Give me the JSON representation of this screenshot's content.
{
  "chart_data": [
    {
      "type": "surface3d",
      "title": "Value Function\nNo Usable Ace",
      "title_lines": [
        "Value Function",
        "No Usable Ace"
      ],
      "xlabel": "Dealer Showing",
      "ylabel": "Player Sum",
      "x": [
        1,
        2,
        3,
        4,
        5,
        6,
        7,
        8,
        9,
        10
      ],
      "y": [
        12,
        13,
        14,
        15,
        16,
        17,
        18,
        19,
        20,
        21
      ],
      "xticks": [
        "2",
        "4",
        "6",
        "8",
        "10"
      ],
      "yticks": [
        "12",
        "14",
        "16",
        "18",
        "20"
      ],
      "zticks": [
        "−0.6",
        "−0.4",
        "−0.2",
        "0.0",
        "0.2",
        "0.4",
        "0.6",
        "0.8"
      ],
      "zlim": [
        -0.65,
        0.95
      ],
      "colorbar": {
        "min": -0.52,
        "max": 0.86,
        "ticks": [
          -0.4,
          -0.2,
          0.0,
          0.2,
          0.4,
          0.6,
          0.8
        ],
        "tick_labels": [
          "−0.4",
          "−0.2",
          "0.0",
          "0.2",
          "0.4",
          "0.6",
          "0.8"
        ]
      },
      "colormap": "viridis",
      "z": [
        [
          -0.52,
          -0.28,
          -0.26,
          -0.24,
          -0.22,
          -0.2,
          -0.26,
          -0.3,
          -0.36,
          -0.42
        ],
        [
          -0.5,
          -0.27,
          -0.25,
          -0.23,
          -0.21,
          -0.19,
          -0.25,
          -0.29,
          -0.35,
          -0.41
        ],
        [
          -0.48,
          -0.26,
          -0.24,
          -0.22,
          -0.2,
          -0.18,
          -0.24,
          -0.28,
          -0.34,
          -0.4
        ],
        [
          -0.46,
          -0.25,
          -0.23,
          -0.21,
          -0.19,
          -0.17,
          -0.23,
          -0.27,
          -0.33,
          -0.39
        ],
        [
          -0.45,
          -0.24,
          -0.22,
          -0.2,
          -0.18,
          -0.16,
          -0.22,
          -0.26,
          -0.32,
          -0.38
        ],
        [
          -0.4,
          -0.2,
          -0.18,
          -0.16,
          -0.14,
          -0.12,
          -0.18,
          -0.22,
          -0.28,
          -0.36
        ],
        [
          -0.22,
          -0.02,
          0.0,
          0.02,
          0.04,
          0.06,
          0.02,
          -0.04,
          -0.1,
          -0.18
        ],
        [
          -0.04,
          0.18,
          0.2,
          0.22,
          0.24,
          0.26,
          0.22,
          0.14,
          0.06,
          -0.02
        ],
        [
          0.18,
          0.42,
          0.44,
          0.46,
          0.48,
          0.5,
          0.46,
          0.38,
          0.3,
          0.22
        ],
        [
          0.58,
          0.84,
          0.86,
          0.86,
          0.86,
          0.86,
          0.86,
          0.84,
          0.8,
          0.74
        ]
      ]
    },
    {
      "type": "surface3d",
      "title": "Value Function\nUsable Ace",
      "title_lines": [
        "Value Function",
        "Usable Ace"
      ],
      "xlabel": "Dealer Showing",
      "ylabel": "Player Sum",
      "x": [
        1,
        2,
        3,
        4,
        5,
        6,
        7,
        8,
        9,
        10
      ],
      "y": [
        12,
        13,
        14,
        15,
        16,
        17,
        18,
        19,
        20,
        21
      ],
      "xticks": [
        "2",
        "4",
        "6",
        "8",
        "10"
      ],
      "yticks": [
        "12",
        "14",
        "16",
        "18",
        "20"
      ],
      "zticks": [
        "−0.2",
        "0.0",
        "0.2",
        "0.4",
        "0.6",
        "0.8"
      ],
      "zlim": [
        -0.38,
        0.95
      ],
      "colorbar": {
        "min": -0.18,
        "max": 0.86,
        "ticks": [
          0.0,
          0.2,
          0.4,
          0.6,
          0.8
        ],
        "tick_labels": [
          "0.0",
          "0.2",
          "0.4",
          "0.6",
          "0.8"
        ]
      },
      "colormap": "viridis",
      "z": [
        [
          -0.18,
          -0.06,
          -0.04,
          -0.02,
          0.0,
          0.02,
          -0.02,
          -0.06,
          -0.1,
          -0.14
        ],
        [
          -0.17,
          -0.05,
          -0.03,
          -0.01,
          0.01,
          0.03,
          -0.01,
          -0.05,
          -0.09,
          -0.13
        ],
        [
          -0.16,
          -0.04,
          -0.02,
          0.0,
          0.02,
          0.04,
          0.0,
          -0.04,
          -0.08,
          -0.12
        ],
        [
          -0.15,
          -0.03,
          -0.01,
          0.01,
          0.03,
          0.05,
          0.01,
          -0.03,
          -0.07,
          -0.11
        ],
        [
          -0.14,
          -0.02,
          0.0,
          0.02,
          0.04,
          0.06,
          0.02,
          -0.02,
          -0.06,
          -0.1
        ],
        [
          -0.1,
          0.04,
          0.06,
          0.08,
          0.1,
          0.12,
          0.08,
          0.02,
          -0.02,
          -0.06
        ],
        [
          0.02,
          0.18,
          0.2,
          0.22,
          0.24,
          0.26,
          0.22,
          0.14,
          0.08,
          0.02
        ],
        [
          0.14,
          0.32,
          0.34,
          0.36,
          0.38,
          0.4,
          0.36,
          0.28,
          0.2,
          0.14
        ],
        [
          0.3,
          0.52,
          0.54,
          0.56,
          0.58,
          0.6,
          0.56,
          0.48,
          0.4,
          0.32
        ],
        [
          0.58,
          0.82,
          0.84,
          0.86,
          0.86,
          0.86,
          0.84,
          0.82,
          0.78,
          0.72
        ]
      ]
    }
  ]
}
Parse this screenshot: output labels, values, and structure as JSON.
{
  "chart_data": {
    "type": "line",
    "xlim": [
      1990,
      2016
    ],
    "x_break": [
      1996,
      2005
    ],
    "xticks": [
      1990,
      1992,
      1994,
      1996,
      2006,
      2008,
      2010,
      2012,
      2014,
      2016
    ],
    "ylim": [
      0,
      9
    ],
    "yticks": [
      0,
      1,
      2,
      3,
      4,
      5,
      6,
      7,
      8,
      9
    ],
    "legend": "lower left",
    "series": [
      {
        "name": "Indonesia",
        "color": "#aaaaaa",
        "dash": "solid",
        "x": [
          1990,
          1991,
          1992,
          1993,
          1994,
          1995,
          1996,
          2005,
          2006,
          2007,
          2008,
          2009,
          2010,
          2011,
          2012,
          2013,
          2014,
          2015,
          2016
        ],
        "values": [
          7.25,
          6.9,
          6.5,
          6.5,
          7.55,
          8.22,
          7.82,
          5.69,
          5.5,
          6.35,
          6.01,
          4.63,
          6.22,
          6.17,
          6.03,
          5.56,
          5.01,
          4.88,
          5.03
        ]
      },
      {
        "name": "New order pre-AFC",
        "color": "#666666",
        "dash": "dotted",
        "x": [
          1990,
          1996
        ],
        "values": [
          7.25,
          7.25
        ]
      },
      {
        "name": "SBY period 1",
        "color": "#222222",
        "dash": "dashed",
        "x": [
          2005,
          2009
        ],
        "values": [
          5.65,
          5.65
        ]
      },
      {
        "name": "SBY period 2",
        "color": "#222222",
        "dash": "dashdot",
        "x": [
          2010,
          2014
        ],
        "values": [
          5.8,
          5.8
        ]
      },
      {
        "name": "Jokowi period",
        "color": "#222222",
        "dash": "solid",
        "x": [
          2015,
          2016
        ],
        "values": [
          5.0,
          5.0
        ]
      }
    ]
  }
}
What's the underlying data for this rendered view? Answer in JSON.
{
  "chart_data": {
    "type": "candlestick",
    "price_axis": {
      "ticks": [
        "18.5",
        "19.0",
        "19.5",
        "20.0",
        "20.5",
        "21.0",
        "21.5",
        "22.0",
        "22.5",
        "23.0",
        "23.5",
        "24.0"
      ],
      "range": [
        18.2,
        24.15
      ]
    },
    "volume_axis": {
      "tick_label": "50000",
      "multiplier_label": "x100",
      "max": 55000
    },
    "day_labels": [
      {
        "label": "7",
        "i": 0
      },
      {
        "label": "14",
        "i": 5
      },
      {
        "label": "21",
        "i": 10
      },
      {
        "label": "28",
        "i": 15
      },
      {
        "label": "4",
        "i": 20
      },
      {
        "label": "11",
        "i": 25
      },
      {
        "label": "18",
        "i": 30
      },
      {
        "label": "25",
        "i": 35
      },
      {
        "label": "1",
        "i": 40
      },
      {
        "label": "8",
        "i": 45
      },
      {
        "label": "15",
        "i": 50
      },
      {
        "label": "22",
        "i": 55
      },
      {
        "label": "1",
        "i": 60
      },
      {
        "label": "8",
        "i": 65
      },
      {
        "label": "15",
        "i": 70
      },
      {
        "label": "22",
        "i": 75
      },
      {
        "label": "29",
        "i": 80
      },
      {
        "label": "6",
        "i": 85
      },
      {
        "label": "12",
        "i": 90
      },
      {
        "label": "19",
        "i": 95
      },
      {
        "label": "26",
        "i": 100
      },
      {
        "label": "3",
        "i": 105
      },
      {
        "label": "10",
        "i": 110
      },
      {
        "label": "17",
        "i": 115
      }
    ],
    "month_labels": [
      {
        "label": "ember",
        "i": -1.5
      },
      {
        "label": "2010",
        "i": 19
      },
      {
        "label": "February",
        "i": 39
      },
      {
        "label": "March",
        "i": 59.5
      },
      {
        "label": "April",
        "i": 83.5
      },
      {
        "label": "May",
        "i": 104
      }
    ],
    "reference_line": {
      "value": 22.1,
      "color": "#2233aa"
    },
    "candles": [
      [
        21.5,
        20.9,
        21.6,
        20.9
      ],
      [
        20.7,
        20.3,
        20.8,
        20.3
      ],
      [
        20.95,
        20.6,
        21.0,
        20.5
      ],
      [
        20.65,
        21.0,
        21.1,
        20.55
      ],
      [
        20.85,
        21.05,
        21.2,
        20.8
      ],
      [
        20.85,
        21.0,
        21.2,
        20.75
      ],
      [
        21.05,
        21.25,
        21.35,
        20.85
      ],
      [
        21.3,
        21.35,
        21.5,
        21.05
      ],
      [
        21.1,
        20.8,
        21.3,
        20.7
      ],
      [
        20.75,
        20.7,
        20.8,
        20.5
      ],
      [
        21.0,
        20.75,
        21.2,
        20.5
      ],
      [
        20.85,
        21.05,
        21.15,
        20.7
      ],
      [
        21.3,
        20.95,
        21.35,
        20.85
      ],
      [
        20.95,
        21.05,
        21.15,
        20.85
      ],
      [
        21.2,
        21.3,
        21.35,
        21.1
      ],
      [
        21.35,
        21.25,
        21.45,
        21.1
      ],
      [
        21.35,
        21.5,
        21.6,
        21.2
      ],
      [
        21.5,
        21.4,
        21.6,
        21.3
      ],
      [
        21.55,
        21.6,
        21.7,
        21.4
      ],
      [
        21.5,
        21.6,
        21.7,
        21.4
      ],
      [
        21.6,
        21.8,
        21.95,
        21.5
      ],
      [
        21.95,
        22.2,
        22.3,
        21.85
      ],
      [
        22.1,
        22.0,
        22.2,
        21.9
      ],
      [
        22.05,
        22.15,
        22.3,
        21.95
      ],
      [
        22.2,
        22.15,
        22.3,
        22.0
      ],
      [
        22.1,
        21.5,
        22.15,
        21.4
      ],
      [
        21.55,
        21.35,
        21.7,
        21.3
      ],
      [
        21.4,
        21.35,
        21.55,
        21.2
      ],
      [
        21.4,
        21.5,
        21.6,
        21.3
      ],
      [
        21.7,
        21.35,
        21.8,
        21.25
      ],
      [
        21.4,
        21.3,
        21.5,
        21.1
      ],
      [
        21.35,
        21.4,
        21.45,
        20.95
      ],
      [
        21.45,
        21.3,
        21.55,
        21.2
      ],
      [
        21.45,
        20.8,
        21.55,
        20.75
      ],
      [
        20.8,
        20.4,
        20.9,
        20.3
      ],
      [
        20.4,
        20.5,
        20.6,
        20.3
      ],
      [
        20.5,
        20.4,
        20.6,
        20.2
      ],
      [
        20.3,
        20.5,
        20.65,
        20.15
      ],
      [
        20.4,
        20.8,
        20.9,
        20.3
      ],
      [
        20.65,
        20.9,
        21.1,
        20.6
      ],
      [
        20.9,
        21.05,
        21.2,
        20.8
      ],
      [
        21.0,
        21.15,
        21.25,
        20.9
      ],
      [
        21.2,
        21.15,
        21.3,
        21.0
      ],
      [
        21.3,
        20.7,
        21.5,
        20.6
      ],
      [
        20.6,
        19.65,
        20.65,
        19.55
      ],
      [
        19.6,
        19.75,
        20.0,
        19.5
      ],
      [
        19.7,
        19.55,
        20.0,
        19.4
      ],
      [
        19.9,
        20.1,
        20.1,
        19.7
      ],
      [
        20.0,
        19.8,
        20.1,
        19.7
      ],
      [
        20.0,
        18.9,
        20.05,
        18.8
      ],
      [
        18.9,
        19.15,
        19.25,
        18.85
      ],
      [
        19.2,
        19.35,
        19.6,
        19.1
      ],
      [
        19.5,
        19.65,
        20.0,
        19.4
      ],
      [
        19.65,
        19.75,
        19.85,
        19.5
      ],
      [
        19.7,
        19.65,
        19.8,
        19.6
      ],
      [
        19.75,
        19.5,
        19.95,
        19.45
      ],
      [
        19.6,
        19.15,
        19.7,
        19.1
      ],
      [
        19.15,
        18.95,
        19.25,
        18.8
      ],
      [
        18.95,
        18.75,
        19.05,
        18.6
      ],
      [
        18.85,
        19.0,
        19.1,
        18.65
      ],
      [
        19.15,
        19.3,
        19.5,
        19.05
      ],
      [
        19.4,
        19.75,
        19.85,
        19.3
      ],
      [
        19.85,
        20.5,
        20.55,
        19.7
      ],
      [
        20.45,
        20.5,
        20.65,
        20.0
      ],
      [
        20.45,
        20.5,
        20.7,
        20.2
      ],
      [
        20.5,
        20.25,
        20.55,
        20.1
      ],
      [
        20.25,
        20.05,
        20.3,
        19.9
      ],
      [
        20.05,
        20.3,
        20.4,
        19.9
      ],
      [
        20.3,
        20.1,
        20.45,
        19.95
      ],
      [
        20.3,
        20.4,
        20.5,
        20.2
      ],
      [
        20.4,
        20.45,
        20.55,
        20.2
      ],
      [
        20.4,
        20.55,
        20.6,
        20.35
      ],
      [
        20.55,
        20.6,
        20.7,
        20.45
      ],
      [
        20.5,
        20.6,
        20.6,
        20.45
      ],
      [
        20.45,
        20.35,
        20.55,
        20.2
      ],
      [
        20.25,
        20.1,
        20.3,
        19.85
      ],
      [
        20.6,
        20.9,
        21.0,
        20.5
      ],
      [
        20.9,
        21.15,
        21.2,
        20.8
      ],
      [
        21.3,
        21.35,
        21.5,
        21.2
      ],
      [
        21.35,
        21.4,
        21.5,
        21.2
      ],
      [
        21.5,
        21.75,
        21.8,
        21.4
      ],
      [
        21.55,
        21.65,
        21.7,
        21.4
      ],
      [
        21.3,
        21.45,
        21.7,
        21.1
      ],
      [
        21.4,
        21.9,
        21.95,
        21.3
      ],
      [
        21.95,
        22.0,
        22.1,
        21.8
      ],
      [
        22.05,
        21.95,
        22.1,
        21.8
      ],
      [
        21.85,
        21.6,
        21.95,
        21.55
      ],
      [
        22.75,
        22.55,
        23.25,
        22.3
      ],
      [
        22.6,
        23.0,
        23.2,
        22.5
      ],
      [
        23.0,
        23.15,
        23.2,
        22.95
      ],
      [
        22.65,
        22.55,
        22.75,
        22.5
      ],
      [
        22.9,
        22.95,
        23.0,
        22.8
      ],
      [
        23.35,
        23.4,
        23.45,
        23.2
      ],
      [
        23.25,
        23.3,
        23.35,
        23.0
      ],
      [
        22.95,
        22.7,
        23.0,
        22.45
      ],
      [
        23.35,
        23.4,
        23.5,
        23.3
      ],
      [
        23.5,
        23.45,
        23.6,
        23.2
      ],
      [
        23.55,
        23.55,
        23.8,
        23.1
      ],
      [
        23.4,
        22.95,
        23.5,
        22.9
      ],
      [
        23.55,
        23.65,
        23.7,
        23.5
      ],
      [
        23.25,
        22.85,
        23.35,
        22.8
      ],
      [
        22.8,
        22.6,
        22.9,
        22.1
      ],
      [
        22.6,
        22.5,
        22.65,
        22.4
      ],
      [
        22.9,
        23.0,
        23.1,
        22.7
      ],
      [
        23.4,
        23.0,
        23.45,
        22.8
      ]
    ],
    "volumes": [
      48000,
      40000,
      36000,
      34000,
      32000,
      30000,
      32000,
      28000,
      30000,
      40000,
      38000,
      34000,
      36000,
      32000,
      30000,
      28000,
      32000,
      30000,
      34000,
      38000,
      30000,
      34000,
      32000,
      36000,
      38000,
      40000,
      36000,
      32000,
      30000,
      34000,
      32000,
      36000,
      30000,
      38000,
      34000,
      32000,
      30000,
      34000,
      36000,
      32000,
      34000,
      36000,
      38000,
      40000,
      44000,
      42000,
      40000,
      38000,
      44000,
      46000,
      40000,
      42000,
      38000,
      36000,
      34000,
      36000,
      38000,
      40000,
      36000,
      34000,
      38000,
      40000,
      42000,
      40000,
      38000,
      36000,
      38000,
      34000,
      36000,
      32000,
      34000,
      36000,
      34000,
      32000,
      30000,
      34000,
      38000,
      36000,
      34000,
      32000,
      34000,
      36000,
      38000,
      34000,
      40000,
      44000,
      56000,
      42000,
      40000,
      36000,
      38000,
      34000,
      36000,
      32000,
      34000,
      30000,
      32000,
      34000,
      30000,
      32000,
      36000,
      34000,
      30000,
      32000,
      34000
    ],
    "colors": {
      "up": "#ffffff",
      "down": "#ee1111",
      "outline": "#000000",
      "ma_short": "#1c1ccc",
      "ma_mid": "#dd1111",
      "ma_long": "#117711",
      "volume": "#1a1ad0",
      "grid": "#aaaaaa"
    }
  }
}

※ ※ ※

Exercise brief. Search the data above for lines holding "this" and copy each of them.

Task response.
Give me the JSON representation of this screenshot's content.
Parse this screenshot: output labels, values, and structure as JSON.
What's the underlying data for this rendered view? Answer in JSON.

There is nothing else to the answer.